OBJECTIVE: Find each line with the word "Malivánek" in it, then give the total alone.

=====

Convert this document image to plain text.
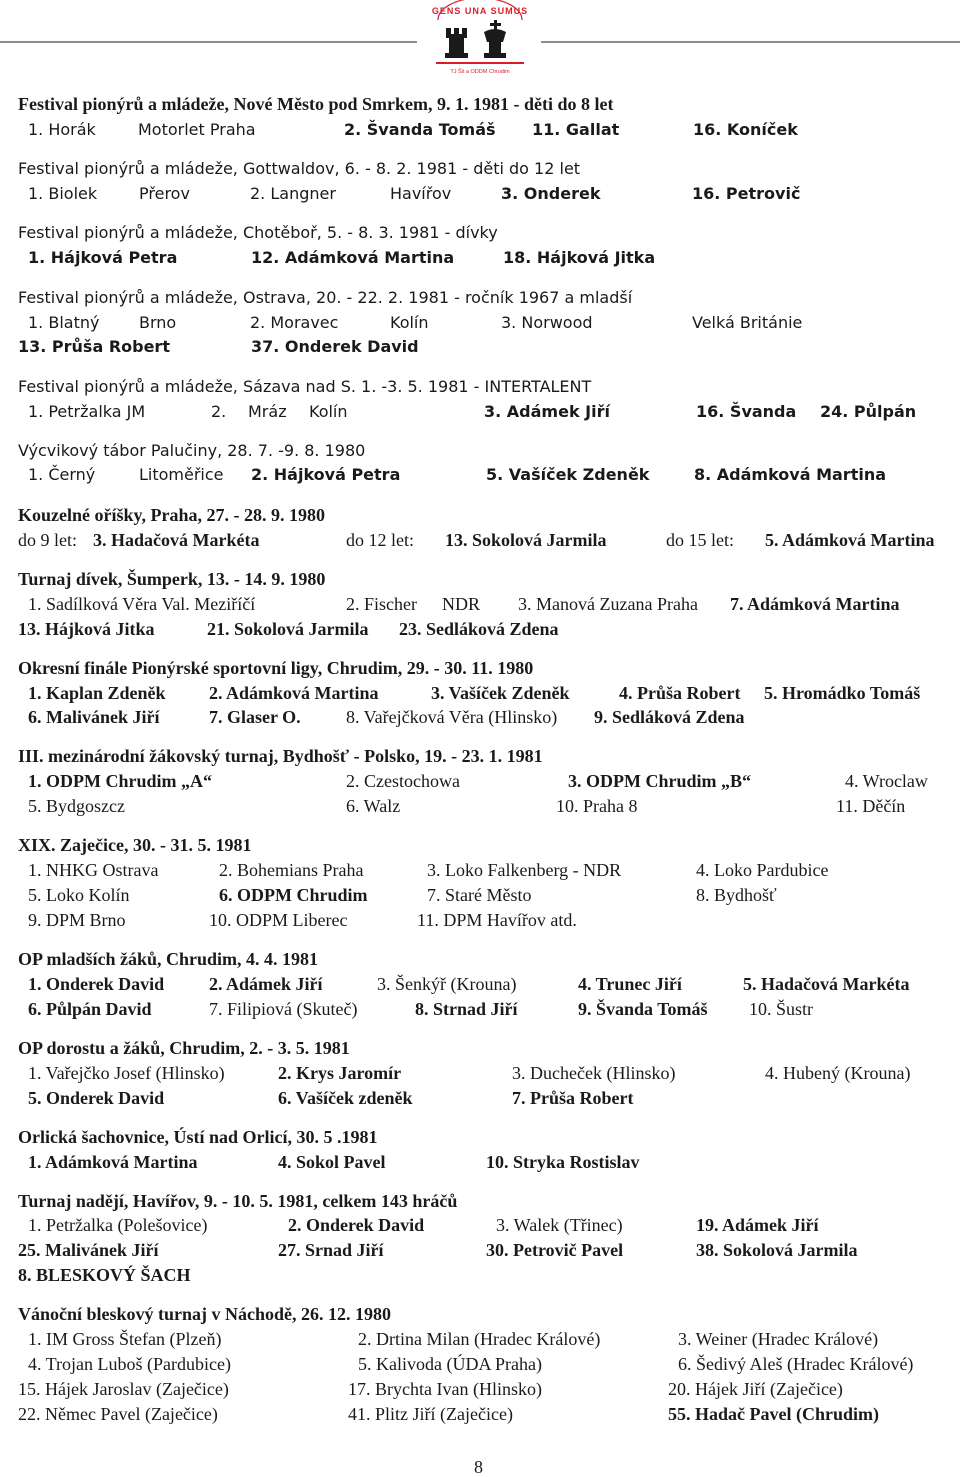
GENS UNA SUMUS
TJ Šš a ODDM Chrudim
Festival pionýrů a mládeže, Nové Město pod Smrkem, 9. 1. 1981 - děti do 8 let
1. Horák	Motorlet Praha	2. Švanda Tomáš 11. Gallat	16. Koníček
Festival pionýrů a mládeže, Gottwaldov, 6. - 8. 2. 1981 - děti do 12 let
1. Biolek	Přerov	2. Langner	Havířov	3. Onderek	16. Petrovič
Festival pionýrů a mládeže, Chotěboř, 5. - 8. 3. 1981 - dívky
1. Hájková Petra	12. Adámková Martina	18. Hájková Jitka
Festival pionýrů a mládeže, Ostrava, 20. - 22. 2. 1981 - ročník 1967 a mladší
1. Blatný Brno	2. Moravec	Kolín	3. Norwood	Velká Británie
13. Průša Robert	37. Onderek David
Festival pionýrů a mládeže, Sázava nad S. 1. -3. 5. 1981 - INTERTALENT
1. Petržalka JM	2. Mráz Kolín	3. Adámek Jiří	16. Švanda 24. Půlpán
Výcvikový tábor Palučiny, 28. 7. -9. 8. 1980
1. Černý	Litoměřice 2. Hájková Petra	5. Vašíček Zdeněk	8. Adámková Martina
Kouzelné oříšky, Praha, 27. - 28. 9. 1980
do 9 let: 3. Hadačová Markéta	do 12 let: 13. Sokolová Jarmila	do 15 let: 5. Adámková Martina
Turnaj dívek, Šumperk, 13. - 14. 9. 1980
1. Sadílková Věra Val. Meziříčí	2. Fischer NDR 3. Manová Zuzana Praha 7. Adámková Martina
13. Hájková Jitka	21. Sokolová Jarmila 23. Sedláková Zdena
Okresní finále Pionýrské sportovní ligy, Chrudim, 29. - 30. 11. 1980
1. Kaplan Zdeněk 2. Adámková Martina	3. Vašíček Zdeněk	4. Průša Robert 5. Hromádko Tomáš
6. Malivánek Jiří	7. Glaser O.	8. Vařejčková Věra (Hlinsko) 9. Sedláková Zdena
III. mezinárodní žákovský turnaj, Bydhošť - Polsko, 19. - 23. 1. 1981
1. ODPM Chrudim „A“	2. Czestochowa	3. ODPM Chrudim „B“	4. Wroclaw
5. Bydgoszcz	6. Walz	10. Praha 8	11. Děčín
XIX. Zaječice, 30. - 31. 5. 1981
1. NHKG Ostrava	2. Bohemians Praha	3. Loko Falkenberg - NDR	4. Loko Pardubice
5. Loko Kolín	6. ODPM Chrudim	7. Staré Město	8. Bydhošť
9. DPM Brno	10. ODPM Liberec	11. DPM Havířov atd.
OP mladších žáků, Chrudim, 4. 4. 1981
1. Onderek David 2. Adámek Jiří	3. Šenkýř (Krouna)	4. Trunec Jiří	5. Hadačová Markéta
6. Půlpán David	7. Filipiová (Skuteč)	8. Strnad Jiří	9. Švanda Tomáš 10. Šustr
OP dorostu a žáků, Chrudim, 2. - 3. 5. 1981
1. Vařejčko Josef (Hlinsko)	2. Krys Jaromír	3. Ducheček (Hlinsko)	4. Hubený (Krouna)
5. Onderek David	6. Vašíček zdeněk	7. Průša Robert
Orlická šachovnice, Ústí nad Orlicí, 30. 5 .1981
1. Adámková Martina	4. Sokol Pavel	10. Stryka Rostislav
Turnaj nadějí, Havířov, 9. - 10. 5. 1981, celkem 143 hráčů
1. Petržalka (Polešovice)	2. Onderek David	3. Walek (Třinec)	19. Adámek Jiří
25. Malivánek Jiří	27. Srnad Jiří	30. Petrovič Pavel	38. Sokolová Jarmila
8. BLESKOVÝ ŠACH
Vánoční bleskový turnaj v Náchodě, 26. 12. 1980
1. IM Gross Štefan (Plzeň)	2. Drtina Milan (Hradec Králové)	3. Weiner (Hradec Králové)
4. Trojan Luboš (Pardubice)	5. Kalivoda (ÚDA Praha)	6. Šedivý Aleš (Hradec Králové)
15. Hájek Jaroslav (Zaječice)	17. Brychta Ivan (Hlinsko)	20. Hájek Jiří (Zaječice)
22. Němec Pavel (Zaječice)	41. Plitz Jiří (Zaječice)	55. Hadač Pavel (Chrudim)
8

=====

EXERCISE RESULT: 2